> _DATA TO USE_:
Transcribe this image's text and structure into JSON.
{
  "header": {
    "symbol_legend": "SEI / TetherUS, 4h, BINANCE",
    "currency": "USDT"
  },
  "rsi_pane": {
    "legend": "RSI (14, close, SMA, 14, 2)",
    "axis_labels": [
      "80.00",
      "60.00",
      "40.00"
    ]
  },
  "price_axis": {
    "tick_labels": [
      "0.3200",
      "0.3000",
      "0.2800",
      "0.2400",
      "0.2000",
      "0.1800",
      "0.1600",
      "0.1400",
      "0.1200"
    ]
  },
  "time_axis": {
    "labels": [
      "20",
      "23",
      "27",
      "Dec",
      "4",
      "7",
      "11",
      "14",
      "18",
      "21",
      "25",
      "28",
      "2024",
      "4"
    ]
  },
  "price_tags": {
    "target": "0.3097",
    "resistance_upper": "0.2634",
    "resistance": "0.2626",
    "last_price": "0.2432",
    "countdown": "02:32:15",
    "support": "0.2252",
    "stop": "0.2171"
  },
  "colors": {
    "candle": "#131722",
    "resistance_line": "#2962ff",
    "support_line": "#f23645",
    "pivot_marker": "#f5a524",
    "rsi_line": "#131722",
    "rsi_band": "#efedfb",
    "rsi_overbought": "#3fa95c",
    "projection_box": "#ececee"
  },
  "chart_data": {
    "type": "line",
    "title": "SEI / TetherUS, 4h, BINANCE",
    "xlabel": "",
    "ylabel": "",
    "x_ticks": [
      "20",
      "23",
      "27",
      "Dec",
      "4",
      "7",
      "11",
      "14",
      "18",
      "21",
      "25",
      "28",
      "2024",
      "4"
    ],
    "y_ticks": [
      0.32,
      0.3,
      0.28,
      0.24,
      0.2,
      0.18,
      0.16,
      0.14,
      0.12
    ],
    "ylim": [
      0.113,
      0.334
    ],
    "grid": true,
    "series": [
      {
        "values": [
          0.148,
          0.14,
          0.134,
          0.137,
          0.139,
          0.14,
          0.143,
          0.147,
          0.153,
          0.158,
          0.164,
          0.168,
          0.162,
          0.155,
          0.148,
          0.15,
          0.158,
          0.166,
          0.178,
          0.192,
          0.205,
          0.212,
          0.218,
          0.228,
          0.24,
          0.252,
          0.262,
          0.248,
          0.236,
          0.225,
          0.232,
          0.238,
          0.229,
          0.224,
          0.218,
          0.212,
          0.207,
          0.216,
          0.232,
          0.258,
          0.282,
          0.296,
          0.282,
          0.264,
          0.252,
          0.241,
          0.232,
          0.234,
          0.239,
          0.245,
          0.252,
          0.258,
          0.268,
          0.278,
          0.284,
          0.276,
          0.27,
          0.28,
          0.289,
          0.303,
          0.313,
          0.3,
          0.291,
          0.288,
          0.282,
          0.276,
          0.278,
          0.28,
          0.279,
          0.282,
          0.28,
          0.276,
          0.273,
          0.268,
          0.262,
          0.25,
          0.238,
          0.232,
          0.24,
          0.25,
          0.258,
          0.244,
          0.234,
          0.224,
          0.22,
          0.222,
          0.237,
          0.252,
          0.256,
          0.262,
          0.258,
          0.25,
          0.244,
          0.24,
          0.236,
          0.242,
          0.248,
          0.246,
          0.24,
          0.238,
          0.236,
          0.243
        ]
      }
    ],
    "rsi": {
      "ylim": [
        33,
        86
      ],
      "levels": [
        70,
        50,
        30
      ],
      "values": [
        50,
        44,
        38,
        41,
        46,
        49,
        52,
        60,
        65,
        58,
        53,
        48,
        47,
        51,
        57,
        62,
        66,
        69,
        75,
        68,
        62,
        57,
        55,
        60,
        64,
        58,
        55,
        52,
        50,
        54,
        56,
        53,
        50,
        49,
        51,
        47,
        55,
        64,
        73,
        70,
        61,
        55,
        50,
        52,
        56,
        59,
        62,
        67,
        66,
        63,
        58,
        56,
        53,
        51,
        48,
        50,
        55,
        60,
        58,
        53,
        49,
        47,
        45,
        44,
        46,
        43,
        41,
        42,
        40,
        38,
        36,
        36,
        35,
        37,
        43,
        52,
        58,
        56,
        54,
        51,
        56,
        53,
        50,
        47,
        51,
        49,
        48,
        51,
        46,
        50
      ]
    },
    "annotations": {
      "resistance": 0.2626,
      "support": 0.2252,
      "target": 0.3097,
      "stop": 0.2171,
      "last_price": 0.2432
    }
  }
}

> _INSTRUCTION_:
Your task is to repeat every entry exactly.

> _EXERCISE SOLUTION_:
Transcribe this image's text and structure into JSON.
{
  "header": {
    "symbol_legend": "SEI / TetherUS, 4h, BINANCE",
    "currency": "USDT"
  },
  "rsi_pane": {
    "legend": "RSI (14, close, SMA, 14, 2)",
    "axis_labels": [
      "80.00",
      "60.00",
      "40.00"
    ]
  },
  "price_axis": {
    "tick_labels": [
      "0.3200",
      "0.3000",
      "0.2800",
      "0.2400",
      "0.2000",
      "0.1800",
      "0.1600",
      "0.1400",
      "0.1200"
    ]
  },
  "time_axis": {
    "labels": [
      "20",
      "23",
      "27",
      "Dec",
      "4",
      "7",
      "11",
      "14",
      "18",
      "21",
      "25",
      "28",
      "2024",
      "4"
    ]
  },
  "price_tags": {
    "target": "0.3097",
    "resistance_upper": "0.2634",
    "resistance": "0.2626",
    "last_price": "0.2432",
    "countdown": "02:32:15",
    "support": "0.2252",
    "stop": "0.2171"
  },
  "colors": {
    "candle": "#131722",
    "resistance_line": "#2962ff",
    "support_line": "#f23645",
    "pivot_marker": "#f5a524",
    "rsi_line": "#131722",
    "rsi_band": "#efedfb",
    "rsi_overbought": "#3fa95c",
    "projection_box": "#ececee"
  },
  "chart_data": {
    "type": "line",
    "title": "SEI / TetherUS, 4h, BINANCE",
    "xlabel": "",
    "ylabel": "",
    "x_ticks": [
      "20",
      "23",
      "27",
      "Dec",
      "4",
      "7",
      "11",
      "14",
      "18",
      "21",
      "25",
      "28",
      "2024",
      "4"
    ],
    "y_ticks": [
      0.32,
      0.3,
      0.28,
      0.24,
      0.2,
      0.18,
      0.16,
      0.14,
      0.12
    ],
    "ylim": [
      0.113,
      0.334
    ],
    "grid": true,
    "series": [
      {
        "values": [
          0.148,
          0.14,
          0.134,
          0.137,
          0.139,
          0.14,
          0.143,
          0.147,
          0.153,
          0.158,
          0.164,
          0.168,
          0.162,
          0.155,
          0.148,
          0.15,
          0.158,
          0.166,
          0.178,
          0.192,
          0.205,
          0.212,
          0.218,
          0.228,
          0.24,
          0.252,
          0.262,
          0.248,
          0.236,
          0.225,
          0.232,
          0.238,
          0.229,
          0.224,
          0.218,
          0.212,
          0.207,
          0.216,
          0.232,
          0.258,
          0.282,
          0.296,
          0.282,
          0.264,
          0.252,
          0.241,
          0.232,
          0.234,
          0.239,
          0.245,
          0.252,
          0.258,
          0.268,
          0.278,
          0.284,
          0.276,
          0.27,
          0.28,
          0.289,
          0.303,
          0.313,
          0.3,
          0.291,
          0.288,
          0.282,
          0.276,
          0.278,
          0.28,
          0.279,
          0.282,
          0.28,
          0.276,
          0.273,
          0.268,
          0.262,
          0.25,
          0.238,
          0.232,
          0.24,
          0.25,
          0.258,
          0.244,
          0.234,
          0.224,
          0.22,
          0.222,
          0.237,
          0.252,
          0.256,
          0.262,
          0.258,
          0.25,
          0.244,
          0.24,
          0.236,
          0.242,
          0.248,
          0.246,
          0.24,
          0.238,
          0.236,
          0.243
        ]
      }
    ],
    "rsi": {
      "ylim": [
        33,
        86
      ],
      "levels": [
        70,
        50,
        30
      ],
      "values": [
        50,
        44,
        38,
        41,
        46,
        49,
        52,
        60,
        65,
        58,
        53,
        48,
        47,
        51,
        57,
        62,
        66,
        69,
        75,
        68,
        62,
        57,
        55,
        60,
        64,
        58,
        55,
        52,
        50,
        54,
        56,
        53,
        50,
        49,
        51,
        47,
        55,
        64,
        73,
        70,
        61,
        55,
        50,
        52,
        56,
        59,
        62,
        67,
        66,
        63,
        58,
        56,
        53,
        51,
        48,
        50,
        55,
        60,
        58,
        53,
        49,
        47,
        45,
        44,
        46,
        43,
        41,
        42,
        40,
        38,
        36,
        36,
        35,
        37,
        43,
        52,
        58,
        56,
        54,
        51,
        56,
        53,
        50,
        47,
        51,
        49,
        48,
        51,
        46,
        50
      ]
    },
    "annotations": {
      "resistance": 0.2626,
      "support": 0.2252,
      "target": 0.3097,
      "stop": 0.2171,
      "last_price": 0.2432
    }
  }
}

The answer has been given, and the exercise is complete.